GIVEN TEXT »
□ □ □ □ □ □ □

By David Dellenbaugh. Republished by permission - Speed and Smarts
DAVID D: How do you prepare the bottom of a dry-sailed boat?
DAVE C: In the ideal world, you should let a new fiberglass boat cure for at least six months before you do a good, thorough wet-sanding job. I use a two-foot-long board with 320-grit sandpaper to start, then 400, and 600-grit to finish.
The next step is to buff it with compound as smooth and as hard as possible. Then on top of the buffing I use a teflon polish. I might do this last step several times a year to help repel dirt and oil and make maintenance much easier. Plus I think it’s fast.
When you are going fast and “in the groove,” describe how the boat typically feelsI think the best way to describe most boats when they are in the groove is “smooth. There may be a better word to describe this, but the boat feels like it won’t do anything you don’t want it to. It goes along nicely without heading up or bearing off, and it goes through the waves smoothly.
It’s like you’re driving on a nice smooth highway. The boat wants to go along and all you have to do is guide it. If you have to fight the boat at all, it’s not set up right and you’re probably not going fast. When it’s in the groove, you don’t really even have to steer it - you just nudge the tiller a little bit.
When sailing upwind, how do you evaluate your speed?
The easiest thing to do is look at other boats around you. However, you must be able to sail fast even when there are no other good boats nearby as a gauge.
To do this, you need lots of confidence and time in the boat you’re sailing. When you have that, speed is no longer such an issue because it’s easier to go fast most of the time. If you can eliminate speed as a major concern, you’ll be able to concentrate on tactics and strategy that’s what racing is really about.
I think many sailors worry too much about going fast, and they miss the big picture of what’s important. Of course, you need a lot of time in the boat before you can stop worrying so much about speed. Until that point, you must work hard to go fast. Watching nearby boats and having one crew report on how you’re going is probably the best way of doing that.
When you don’t have other boats around, there are a couple of things you can do. First, try to get that nice smooth feeling we talked about earlier. And second, put all your sail controls on the settings that have proven fast for those conditions in the past. Once you have a lot of experience in the boat, you won’t have to worry so much about being fast – you just have to be smarter than the next guy.

□ □ □ □ □ □ □

GIVEN RECORDS »
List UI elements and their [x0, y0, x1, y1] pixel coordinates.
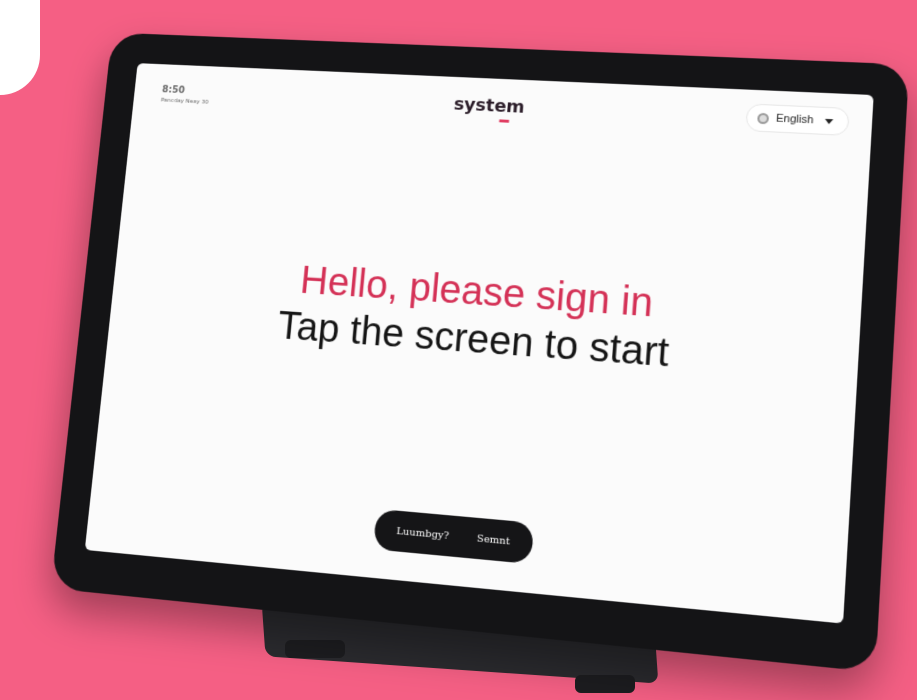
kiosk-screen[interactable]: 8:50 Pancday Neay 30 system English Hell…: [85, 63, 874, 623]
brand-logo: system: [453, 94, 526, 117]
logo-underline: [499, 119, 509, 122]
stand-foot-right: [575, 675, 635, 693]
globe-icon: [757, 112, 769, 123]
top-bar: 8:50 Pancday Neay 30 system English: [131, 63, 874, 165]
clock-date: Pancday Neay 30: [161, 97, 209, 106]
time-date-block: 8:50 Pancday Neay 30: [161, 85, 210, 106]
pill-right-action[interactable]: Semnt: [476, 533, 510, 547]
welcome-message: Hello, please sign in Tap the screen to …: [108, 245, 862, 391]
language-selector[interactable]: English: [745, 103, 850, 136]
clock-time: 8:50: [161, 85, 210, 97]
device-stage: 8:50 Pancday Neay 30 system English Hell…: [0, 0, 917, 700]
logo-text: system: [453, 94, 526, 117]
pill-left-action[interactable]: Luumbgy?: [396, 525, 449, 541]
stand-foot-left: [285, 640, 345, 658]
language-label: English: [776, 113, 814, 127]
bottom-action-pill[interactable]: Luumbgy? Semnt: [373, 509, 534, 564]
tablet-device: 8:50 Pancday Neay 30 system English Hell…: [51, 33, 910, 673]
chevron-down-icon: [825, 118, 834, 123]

□ □ □ □ □ □ □

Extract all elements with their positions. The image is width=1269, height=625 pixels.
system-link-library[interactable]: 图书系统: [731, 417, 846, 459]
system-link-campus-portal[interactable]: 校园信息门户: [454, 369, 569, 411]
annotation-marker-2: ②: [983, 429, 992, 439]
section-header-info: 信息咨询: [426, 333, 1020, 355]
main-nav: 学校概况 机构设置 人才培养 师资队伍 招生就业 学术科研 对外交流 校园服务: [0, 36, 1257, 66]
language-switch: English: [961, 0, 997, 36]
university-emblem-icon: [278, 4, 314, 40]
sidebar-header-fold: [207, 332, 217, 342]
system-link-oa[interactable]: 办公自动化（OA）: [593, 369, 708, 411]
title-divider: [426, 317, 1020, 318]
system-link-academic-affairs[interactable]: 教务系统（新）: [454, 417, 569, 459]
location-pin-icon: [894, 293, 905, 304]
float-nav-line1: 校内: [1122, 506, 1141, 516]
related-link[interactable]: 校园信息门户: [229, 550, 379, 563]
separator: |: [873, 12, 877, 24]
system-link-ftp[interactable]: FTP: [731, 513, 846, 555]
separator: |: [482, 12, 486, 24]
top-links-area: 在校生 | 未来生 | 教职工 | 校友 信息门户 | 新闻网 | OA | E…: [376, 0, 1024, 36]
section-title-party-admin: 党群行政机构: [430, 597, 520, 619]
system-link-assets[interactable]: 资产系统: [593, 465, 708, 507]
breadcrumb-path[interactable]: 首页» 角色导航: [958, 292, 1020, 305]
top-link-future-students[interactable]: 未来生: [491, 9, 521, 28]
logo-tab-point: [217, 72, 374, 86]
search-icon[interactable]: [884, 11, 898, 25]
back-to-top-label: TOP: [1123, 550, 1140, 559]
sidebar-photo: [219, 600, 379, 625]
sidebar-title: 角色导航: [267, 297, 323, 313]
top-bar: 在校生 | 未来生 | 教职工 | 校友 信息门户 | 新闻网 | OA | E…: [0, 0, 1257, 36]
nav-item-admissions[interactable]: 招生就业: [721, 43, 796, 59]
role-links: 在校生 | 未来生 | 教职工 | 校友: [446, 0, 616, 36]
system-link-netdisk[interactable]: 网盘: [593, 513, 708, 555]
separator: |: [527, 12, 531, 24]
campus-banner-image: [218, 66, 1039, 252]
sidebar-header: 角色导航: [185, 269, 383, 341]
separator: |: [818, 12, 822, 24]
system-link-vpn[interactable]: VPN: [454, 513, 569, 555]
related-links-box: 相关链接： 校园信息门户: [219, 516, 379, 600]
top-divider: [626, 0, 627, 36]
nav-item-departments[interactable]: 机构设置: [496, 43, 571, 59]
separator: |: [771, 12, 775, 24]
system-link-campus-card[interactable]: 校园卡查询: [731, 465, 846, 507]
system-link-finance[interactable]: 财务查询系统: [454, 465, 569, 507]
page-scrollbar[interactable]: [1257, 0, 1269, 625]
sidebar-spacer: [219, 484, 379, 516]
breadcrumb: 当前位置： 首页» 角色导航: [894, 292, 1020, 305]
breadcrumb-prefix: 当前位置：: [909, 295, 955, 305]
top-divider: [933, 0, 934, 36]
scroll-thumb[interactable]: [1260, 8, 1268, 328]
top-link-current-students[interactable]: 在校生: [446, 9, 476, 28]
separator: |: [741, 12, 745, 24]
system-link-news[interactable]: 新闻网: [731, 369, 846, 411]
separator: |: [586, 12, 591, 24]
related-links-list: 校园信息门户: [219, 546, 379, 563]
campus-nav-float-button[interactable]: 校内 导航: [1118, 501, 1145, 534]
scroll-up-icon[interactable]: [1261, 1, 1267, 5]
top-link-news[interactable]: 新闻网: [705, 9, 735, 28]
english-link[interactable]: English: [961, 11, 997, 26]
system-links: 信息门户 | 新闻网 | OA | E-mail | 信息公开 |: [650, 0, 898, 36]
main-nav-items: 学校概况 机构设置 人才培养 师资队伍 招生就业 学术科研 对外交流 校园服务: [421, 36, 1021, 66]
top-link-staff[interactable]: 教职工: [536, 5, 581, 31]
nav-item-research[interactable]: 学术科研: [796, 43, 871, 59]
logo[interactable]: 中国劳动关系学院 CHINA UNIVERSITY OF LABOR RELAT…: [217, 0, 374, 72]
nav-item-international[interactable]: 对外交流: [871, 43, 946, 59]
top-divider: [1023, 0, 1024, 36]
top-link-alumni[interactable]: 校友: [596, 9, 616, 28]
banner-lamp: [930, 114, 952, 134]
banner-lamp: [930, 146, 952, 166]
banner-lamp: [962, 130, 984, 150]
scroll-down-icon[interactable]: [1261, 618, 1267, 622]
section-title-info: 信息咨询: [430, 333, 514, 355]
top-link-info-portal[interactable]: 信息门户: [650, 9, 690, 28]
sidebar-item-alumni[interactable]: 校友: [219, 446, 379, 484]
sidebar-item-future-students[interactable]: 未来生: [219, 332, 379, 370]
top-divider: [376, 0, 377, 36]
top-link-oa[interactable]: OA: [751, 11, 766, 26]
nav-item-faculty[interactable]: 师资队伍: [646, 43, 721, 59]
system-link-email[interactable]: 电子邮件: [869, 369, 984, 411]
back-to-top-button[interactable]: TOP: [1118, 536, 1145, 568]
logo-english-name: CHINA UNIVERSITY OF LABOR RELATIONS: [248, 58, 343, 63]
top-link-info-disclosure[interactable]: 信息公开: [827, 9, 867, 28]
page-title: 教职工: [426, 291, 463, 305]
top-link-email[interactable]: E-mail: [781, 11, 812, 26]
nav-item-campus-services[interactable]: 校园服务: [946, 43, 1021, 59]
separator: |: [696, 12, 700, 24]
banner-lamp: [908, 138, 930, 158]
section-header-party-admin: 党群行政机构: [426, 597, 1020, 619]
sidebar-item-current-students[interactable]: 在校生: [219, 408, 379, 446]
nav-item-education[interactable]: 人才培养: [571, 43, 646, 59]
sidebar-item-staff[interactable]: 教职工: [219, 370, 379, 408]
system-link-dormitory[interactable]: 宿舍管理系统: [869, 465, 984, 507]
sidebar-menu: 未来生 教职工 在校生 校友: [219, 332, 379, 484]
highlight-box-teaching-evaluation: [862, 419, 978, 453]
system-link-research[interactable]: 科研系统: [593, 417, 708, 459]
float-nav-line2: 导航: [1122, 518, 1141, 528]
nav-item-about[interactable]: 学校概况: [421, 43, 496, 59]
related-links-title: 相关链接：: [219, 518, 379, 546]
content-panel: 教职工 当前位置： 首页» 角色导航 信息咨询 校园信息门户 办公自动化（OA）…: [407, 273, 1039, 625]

□ □ □ □ □ □ □

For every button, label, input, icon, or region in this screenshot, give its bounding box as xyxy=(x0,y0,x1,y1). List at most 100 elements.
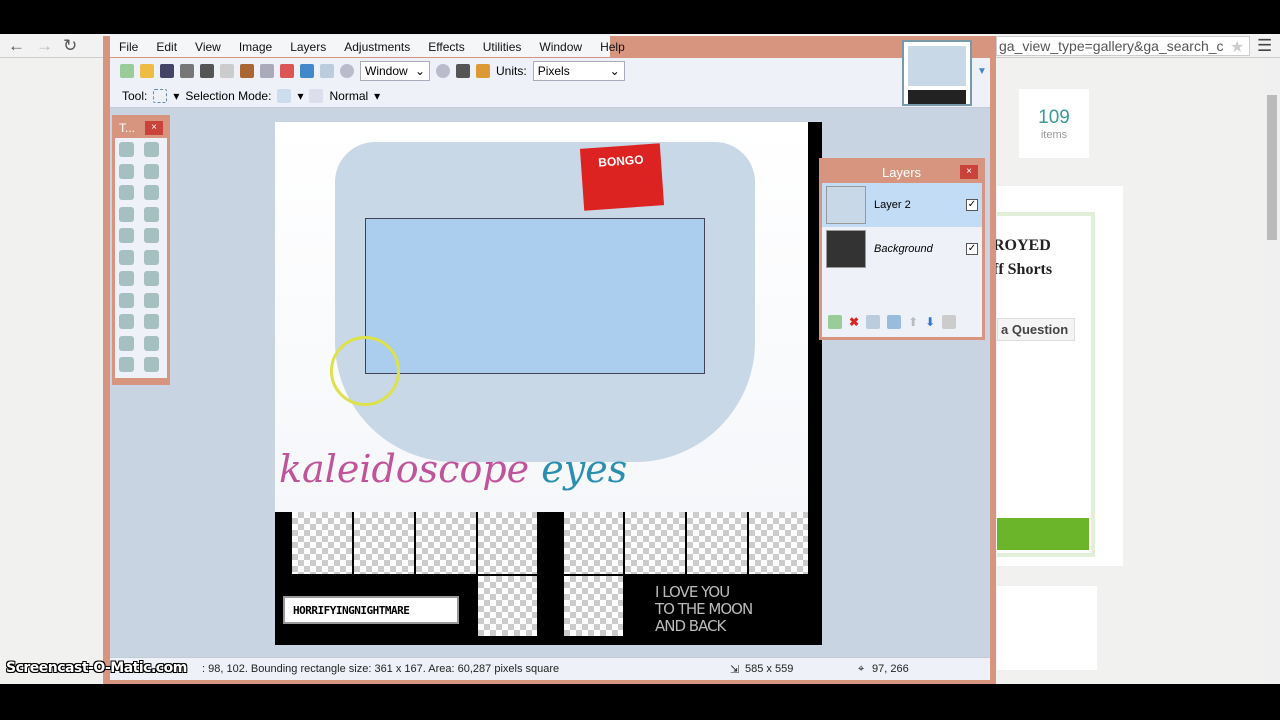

□ □ □ □ □ □ □

Please state how long, according to the sailing interview, a new fiberglass boat should ideally cure before a thorough wet-sanding job.

At least six months.